» Material for the task
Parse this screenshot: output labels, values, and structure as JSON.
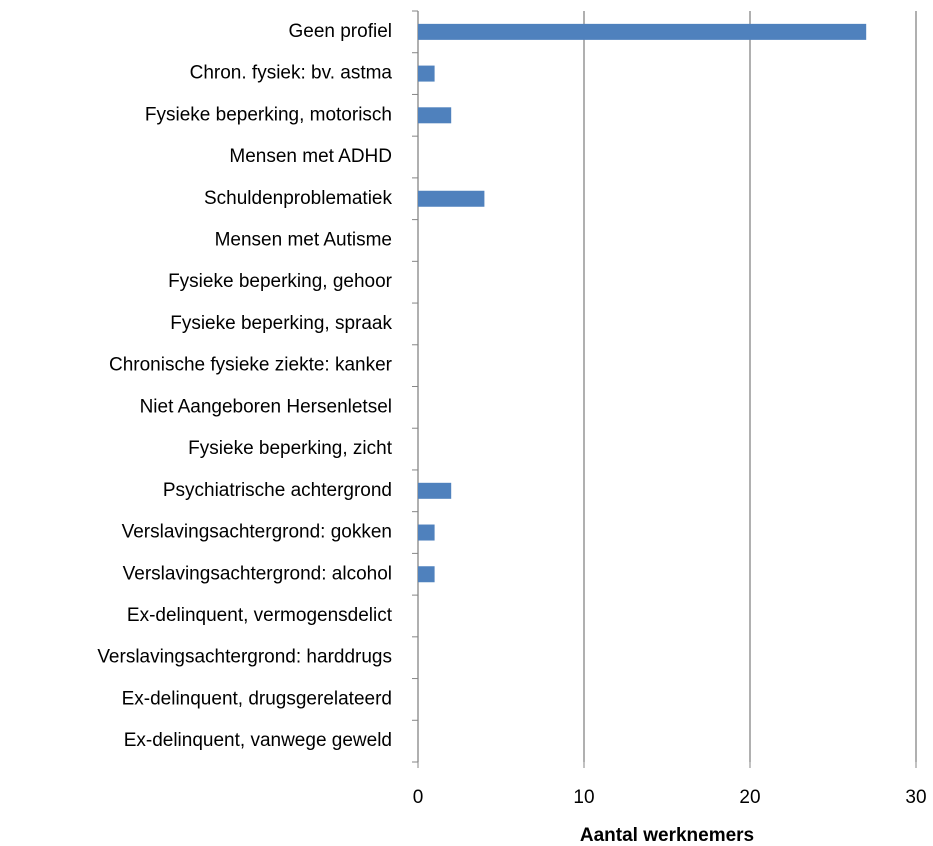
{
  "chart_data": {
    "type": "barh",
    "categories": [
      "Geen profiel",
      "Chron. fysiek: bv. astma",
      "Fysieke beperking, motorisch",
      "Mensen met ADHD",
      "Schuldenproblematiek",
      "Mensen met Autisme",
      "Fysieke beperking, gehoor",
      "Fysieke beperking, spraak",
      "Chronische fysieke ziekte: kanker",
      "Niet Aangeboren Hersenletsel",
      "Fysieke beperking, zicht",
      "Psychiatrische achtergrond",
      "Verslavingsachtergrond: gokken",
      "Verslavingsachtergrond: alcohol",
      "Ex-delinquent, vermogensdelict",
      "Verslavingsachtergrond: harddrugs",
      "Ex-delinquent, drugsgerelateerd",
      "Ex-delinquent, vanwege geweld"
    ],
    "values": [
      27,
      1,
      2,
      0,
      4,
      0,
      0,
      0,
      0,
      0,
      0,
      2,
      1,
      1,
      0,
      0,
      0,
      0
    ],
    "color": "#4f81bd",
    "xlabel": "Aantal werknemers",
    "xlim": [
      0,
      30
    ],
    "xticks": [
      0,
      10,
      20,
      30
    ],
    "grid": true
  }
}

* * *

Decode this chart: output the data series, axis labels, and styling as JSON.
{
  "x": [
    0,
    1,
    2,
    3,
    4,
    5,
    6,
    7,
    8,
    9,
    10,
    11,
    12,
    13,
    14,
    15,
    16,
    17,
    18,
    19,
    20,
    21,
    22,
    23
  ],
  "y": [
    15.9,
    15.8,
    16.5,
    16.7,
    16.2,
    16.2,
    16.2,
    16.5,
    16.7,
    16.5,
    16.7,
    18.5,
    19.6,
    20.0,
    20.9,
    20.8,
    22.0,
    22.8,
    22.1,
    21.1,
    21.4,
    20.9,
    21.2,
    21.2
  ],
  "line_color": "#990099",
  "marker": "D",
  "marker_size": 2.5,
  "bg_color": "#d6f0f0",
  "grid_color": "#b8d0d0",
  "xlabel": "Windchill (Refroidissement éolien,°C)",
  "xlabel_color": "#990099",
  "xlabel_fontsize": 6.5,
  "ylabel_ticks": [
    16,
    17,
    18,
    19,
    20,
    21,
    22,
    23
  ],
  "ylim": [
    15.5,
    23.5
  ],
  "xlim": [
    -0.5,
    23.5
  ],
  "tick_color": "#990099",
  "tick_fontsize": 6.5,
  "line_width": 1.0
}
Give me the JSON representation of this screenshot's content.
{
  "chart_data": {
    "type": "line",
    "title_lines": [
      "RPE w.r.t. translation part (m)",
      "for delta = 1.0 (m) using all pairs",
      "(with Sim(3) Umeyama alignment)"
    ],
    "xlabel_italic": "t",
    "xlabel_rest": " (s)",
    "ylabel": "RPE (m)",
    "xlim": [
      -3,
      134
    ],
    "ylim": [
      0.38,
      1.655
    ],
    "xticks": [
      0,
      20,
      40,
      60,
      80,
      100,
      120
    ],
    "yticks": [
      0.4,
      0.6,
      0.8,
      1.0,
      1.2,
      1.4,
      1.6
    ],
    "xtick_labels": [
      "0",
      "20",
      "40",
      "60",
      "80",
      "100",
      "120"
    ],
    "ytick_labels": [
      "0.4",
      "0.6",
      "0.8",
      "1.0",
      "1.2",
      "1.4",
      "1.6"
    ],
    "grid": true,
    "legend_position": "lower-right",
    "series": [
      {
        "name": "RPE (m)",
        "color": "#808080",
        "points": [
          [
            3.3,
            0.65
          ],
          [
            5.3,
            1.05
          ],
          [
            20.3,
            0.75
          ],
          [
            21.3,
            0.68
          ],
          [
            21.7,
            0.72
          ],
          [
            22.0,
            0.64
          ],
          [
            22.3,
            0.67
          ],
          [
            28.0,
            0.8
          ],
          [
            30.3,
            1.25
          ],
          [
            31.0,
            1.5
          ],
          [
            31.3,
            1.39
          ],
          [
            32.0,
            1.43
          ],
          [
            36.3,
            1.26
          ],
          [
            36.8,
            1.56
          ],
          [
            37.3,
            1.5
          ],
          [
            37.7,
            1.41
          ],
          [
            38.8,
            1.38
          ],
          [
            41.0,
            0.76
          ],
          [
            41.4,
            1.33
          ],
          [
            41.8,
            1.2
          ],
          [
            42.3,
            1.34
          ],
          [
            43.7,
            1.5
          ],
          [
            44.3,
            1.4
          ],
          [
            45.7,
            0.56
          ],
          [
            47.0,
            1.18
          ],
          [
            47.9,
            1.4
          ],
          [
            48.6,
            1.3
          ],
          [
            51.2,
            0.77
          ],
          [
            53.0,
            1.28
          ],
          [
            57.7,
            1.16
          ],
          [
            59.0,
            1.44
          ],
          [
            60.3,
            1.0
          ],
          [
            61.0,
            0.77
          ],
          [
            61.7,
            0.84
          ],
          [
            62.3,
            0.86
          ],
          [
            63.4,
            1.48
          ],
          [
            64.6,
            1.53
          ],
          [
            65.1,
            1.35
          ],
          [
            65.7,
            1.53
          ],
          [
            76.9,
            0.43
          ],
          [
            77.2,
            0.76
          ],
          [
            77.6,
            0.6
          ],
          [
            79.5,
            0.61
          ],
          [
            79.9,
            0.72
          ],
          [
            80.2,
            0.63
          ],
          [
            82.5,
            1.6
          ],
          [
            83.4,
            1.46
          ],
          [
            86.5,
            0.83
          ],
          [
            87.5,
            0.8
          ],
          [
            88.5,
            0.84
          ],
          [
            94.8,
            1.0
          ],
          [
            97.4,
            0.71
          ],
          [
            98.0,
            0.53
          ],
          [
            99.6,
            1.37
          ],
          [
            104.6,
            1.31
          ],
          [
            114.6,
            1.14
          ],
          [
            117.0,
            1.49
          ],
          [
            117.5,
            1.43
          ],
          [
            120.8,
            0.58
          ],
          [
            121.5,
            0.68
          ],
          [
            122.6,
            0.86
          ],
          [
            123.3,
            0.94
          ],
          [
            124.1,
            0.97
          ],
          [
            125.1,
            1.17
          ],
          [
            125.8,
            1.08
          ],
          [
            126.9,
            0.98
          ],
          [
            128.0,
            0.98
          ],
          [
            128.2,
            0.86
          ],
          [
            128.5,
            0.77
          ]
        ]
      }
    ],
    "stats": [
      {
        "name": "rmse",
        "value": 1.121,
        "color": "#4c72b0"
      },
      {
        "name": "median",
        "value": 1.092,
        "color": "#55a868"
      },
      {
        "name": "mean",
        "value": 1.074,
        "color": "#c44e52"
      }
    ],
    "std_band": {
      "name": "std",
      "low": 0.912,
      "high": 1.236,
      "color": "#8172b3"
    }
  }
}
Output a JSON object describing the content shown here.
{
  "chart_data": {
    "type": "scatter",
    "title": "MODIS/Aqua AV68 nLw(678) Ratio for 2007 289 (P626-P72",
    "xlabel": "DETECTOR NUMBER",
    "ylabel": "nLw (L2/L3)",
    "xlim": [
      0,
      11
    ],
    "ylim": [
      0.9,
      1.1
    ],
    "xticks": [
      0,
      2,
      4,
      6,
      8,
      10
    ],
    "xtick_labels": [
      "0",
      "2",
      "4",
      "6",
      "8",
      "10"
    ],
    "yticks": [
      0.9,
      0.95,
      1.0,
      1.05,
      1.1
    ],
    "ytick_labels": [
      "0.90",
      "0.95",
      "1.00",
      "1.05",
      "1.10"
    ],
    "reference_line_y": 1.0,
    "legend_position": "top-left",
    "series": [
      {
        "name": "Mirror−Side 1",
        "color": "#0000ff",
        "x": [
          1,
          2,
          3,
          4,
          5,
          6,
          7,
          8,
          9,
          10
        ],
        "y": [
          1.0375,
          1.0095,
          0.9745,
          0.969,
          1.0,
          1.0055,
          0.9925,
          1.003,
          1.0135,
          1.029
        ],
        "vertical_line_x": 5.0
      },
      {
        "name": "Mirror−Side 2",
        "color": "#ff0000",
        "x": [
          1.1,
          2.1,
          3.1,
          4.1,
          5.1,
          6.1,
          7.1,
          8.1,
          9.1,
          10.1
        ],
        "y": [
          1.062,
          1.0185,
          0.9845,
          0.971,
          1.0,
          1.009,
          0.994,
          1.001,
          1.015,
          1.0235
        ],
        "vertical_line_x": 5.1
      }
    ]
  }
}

» Goal
Find each line with the string "name" and copy it out.

» Response for this exercise
        "name": "RPE (m)",
        "name": "rmse",
        "name": "median",
        "name": "mean",
      "name": "std",
        "name": "Mirror−Side 1",
        "name": "Mirror−Side 2",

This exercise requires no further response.